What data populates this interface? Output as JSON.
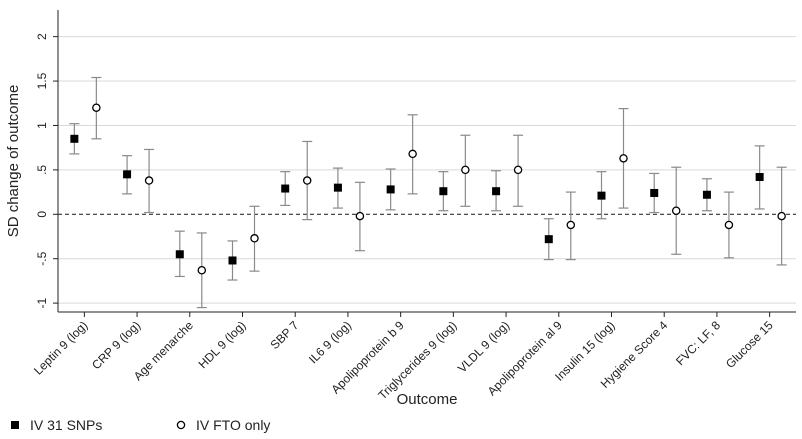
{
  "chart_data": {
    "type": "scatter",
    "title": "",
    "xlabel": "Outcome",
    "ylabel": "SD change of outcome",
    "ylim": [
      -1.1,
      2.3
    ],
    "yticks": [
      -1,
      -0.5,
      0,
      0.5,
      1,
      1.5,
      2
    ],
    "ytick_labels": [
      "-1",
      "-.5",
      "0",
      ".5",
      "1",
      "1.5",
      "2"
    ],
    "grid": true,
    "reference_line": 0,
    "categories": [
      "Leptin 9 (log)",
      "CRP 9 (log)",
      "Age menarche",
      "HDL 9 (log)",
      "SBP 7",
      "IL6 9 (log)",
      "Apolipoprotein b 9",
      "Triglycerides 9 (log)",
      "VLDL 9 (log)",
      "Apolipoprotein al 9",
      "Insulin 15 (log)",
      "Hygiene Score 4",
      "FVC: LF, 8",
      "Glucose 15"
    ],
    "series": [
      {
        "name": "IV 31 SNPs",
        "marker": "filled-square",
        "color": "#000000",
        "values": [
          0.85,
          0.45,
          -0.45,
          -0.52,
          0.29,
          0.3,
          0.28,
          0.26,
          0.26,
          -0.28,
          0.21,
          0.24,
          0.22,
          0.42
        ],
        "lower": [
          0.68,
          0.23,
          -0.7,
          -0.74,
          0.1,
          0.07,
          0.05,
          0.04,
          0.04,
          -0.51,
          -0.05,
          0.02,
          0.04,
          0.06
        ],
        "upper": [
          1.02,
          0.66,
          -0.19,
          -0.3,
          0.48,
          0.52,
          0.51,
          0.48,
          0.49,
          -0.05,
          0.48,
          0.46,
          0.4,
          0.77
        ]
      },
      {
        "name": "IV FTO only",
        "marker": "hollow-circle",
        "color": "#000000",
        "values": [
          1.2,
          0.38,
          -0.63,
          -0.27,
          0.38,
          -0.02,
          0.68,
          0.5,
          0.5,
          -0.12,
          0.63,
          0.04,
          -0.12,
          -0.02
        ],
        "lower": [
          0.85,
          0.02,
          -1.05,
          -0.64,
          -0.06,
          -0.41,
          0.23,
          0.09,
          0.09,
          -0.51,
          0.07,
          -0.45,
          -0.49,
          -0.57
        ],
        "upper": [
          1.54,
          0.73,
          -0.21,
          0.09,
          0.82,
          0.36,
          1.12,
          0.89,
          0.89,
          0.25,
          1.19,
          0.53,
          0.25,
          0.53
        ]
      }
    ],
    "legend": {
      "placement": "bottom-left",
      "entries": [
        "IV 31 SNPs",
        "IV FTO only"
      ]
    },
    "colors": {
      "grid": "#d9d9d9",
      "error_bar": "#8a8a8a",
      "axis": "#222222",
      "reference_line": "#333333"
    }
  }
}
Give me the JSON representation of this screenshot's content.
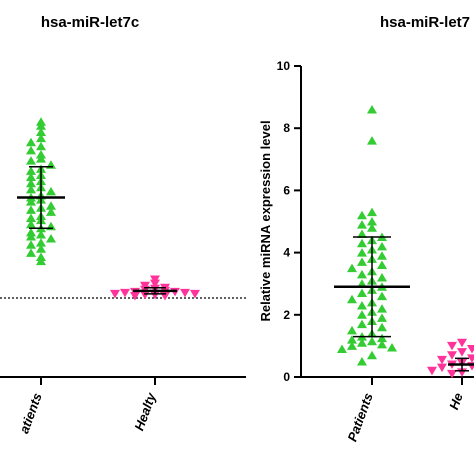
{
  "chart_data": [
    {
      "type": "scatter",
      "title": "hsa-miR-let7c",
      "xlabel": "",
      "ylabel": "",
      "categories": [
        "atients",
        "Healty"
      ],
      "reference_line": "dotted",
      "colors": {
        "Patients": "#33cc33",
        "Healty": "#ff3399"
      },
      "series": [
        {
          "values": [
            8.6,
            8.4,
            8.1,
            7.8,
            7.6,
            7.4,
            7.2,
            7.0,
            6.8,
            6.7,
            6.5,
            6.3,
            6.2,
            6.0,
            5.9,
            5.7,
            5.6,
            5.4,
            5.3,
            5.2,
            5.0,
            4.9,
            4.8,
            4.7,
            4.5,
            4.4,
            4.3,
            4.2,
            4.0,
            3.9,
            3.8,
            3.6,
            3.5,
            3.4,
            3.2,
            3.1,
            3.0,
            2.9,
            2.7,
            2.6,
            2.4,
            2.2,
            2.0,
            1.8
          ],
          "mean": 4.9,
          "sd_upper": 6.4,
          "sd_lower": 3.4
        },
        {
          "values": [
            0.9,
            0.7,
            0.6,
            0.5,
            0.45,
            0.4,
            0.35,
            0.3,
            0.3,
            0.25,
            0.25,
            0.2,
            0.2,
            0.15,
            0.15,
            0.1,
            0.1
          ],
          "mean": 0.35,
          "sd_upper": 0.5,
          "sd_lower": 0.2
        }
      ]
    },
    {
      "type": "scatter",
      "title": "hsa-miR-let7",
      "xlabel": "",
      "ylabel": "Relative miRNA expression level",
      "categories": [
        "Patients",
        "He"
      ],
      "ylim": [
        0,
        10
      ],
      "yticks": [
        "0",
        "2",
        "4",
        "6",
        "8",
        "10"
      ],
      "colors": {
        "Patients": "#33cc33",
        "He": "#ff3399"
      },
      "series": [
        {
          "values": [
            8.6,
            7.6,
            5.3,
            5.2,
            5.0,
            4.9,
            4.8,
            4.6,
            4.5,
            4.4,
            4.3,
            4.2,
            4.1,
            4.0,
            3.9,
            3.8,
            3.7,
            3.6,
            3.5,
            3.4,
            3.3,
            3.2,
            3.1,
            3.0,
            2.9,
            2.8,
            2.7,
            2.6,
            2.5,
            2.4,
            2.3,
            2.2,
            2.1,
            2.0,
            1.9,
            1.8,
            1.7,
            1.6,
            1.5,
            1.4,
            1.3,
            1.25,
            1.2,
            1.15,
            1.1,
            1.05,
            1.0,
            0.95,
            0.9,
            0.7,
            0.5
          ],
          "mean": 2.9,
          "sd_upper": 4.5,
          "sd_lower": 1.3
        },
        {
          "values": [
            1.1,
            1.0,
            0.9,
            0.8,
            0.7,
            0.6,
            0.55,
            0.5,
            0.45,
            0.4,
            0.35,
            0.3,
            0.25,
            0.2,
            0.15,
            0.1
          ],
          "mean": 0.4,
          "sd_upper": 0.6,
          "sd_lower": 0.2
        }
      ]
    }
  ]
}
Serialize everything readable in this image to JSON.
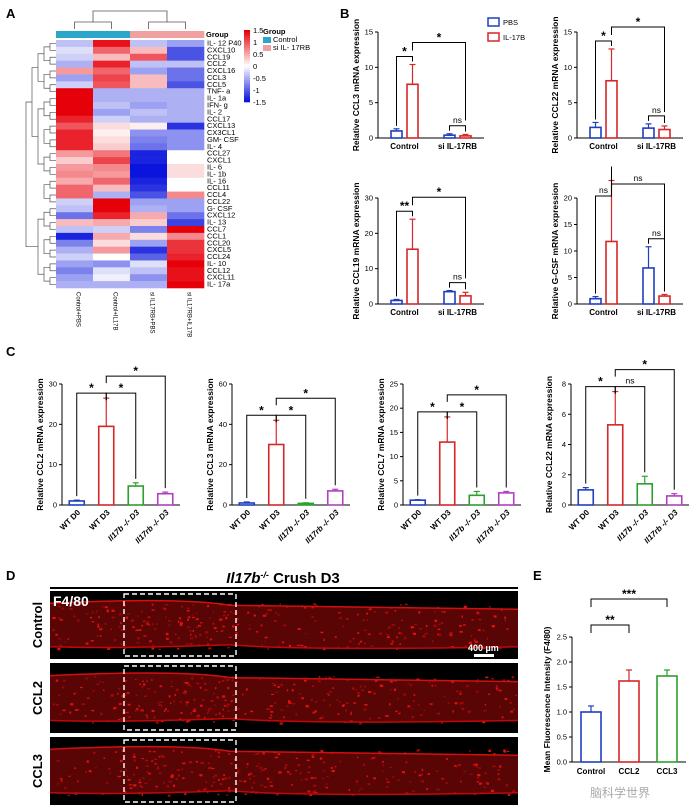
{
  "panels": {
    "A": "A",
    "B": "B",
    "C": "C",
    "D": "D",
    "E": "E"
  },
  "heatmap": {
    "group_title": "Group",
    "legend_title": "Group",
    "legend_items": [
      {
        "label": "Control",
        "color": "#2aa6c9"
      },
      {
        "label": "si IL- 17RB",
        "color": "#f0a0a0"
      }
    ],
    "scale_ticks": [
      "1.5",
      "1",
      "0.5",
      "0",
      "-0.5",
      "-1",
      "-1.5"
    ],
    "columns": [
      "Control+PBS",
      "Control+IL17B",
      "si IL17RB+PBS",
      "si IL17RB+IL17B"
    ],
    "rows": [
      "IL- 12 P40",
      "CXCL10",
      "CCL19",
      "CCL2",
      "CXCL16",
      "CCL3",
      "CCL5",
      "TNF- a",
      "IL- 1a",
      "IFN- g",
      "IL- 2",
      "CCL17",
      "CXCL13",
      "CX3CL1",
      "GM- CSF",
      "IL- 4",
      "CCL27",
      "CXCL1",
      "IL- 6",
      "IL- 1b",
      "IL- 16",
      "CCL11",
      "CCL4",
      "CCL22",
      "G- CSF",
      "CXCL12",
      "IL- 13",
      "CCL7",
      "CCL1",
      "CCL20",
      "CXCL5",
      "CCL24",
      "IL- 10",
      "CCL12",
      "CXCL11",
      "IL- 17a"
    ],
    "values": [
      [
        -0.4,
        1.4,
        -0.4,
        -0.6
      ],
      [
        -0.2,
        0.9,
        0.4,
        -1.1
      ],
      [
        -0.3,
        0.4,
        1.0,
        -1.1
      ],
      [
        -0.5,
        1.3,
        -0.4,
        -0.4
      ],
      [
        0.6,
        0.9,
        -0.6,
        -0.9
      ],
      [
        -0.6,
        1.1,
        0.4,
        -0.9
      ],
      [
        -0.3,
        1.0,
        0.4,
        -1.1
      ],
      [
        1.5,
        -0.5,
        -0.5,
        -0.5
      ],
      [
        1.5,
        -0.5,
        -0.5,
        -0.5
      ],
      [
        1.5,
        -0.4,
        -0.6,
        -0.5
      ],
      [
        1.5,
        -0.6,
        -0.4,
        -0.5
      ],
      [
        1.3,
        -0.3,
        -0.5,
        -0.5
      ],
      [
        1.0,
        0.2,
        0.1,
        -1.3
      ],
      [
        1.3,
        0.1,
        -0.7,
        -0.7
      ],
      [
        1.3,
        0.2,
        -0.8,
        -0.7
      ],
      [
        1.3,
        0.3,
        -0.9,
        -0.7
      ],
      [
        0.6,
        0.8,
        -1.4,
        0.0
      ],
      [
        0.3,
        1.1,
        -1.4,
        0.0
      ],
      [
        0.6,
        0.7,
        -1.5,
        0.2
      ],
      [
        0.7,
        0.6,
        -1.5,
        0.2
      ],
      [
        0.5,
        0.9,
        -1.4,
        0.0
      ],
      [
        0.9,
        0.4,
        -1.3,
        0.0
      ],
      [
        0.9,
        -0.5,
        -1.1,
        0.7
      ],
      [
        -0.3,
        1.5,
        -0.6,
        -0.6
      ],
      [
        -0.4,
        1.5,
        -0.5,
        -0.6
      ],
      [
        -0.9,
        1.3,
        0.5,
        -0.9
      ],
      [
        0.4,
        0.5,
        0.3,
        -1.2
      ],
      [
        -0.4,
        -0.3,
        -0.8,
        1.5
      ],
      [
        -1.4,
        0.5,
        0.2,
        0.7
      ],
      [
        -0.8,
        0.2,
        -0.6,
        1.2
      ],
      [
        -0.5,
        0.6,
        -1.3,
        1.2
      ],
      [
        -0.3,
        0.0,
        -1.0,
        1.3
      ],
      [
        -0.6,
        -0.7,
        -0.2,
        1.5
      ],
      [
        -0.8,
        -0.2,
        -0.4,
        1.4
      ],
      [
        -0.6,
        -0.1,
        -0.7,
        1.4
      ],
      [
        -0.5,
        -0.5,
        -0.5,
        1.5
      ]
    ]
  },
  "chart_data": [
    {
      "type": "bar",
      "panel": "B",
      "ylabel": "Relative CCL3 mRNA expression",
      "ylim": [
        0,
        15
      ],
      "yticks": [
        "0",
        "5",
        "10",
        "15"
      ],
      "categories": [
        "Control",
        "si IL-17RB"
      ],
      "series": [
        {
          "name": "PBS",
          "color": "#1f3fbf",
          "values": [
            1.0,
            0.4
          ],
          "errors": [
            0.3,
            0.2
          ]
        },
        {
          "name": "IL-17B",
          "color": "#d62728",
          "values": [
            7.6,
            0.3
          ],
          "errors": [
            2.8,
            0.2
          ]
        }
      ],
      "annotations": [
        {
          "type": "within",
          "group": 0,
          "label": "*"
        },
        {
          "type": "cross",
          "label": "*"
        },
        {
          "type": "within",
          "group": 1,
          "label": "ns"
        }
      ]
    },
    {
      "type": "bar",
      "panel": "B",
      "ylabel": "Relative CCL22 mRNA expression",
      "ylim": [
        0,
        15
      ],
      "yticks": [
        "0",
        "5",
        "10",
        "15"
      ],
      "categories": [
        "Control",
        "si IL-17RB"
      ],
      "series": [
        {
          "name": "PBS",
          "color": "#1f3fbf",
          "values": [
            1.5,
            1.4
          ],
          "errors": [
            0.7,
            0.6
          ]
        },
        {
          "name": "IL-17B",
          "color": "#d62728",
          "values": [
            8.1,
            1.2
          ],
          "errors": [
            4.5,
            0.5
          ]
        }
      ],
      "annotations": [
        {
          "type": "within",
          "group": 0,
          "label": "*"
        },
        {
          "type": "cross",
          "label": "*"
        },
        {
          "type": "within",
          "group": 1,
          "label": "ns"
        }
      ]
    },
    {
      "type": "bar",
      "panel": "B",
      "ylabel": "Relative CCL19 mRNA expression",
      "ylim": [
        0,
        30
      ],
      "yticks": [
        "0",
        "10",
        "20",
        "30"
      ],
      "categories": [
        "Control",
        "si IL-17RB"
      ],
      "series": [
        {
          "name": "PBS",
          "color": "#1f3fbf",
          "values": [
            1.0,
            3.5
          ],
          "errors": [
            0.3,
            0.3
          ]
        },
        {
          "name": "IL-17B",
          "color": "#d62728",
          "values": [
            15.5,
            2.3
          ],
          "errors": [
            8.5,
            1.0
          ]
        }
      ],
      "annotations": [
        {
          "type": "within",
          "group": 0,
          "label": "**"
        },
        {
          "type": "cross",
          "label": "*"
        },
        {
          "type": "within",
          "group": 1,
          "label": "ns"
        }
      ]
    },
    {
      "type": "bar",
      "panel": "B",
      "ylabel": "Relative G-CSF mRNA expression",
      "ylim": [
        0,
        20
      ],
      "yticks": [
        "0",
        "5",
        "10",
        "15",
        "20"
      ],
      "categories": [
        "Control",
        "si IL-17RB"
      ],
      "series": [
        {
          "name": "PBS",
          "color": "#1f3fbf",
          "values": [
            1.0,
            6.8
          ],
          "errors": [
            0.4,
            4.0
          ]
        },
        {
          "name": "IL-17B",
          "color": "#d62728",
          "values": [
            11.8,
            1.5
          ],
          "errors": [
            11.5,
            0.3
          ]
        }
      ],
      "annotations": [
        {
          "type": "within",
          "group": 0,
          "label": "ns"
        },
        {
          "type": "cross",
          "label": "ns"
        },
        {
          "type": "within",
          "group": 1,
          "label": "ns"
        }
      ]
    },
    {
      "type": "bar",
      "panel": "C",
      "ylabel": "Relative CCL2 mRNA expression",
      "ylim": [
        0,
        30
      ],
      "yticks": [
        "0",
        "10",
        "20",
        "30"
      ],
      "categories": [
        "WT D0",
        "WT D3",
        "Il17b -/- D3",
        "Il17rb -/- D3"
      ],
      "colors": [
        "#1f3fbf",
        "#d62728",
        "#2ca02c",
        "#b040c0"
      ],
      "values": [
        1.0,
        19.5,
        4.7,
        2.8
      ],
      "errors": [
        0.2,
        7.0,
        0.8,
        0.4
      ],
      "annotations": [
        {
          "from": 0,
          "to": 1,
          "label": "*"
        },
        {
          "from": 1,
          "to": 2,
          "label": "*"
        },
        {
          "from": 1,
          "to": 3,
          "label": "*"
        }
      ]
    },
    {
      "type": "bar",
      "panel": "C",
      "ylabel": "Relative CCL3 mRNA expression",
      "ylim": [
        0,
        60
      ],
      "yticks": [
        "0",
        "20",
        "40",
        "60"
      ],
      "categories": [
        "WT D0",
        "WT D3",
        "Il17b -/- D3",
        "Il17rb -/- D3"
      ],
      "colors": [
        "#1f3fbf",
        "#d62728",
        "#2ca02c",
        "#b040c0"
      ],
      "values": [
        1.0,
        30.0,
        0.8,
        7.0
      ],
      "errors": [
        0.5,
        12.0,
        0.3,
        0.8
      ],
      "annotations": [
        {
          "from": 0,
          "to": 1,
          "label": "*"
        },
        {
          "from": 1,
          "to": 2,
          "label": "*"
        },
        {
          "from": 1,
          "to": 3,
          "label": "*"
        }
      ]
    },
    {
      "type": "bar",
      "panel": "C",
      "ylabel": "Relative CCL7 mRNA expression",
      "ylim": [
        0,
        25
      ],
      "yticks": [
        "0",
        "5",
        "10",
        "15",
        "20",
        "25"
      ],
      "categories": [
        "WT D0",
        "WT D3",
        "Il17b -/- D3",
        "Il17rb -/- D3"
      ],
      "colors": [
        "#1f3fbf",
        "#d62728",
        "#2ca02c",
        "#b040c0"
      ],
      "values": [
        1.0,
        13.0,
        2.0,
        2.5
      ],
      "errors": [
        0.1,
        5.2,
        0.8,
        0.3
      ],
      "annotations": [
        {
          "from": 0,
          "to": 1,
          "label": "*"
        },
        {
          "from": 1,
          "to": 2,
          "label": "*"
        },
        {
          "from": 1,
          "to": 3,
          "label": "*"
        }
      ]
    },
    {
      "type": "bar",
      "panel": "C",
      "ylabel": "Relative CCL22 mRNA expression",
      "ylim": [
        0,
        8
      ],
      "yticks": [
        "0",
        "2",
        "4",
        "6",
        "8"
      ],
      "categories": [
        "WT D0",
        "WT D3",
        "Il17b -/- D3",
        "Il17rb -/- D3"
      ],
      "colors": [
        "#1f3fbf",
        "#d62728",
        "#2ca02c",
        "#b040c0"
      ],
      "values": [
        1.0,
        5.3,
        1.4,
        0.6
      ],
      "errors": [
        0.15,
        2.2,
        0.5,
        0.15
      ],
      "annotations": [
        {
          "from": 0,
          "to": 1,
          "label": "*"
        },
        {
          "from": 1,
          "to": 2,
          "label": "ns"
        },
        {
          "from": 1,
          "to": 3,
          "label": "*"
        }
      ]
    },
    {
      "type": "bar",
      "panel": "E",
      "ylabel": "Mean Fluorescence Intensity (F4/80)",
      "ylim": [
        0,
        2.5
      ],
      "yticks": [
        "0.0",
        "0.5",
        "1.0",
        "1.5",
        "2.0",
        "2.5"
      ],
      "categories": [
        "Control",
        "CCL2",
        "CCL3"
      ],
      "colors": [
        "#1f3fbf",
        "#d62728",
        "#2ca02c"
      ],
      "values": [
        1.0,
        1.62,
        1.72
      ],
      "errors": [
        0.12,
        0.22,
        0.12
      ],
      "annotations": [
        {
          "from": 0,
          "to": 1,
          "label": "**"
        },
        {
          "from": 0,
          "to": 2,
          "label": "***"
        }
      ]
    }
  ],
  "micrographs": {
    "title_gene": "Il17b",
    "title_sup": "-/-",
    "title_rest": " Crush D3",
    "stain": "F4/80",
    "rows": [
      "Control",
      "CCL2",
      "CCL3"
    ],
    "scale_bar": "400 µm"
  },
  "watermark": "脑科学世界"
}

* * * * * * *

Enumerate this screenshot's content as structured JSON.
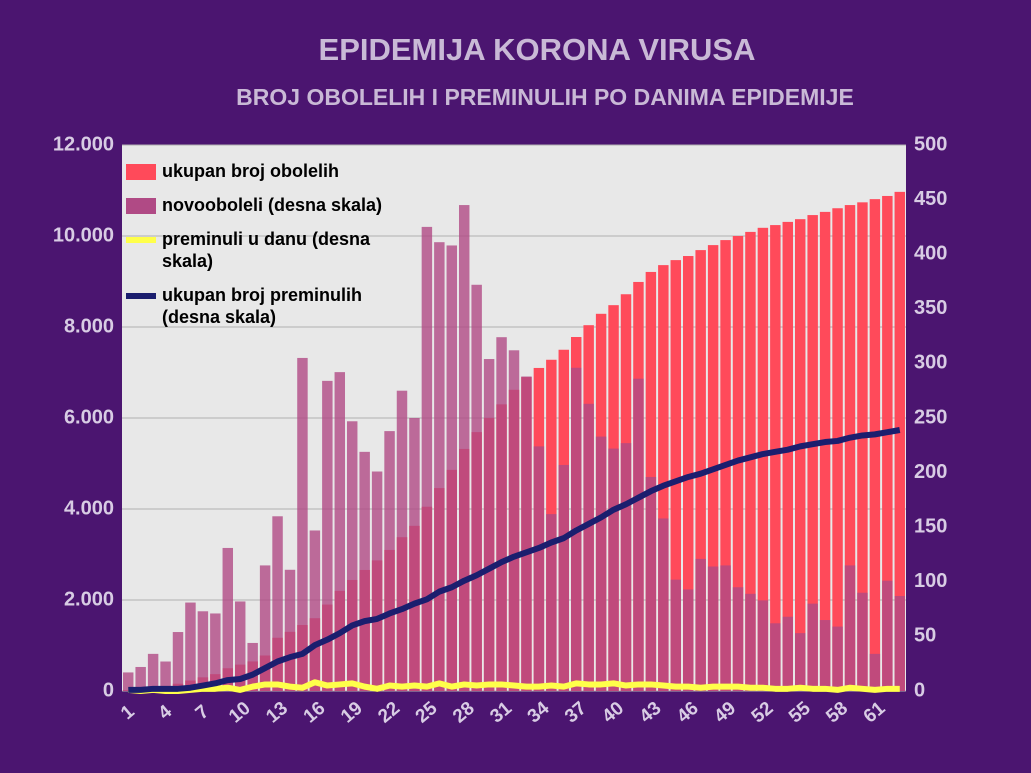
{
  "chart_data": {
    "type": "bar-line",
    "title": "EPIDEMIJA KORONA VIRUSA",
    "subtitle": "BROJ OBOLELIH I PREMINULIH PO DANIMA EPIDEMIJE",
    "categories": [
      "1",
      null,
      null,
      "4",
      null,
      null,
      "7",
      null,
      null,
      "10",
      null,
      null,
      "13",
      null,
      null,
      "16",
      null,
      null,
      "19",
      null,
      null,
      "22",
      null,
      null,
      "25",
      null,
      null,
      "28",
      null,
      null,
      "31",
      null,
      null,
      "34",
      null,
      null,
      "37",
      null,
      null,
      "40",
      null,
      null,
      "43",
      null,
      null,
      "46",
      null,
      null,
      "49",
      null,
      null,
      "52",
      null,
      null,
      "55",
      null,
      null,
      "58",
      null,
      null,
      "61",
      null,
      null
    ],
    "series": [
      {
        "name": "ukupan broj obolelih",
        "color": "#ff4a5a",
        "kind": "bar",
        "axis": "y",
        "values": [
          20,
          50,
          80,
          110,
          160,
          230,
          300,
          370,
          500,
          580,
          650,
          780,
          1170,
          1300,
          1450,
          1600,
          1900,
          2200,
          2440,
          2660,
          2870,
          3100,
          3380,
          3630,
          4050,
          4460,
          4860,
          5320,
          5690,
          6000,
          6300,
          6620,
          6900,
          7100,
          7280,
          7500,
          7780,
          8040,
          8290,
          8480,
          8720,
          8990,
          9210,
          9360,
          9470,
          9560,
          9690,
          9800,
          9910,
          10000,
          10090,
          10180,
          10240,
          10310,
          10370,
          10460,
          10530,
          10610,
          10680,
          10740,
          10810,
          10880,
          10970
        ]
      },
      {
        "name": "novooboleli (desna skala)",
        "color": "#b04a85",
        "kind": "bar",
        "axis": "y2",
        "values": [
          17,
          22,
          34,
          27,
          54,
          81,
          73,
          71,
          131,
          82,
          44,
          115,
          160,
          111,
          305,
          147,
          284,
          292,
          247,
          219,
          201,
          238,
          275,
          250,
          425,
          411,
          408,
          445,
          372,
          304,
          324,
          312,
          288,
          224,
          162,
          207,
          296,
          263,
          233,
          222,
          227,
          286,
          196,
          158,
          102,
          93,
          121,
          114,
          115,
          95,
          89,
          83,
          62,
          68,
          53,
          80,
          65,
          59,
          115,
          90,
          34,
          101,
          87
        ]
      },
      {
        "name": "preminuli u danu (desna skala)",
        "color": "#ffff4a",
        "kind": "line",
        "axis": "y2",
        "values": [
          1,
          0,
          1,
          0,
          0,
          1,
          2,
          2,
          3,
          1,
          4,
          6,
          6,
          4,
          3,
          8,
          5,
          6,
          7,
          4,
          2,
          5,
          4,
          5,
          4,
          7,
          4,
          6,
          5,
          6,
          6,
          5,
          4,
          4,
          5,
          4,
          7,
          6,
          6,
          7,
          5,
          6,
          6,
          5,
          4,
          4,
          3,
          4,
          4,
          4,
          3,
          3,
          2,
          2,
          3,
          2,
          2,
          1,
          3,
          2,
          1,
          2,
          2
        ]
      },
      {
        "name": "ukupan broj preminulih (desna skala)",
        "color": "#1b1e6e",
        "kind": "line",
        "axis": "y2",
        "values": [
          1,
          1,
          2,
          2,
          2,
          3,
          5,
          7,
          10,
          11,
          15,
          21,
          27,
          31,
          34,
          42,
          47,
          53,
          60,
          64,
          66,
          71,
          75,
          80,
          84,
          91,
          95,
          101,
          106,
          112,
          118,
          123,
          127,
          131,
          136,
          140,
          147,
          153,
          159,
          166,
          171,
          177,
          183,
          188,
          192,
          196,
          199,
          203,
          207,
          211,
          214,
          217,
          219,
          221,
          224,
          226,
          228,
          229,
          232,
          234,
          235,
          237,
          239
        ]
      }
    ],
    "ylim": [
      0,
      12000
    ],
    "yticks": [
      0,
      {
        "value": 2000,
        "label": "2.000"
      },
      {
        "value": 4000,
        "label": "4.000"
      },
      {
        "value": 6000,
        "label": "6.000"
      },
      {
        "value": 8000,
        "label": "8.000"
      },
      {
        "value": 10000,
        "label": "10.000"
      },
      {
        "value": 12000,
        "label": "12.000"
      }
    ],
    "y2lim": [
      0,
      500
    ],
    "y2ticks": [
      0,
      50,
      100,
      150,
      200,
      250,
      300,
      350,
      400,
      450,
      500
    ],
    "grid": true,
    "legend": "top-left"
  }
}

* * * * * * *

### WORK INSTRUCTIONS
Show all lines above holding "marker".

### WORKED SOLUTION
        "marker": "filled-square",
        "marker": "hollow-circle",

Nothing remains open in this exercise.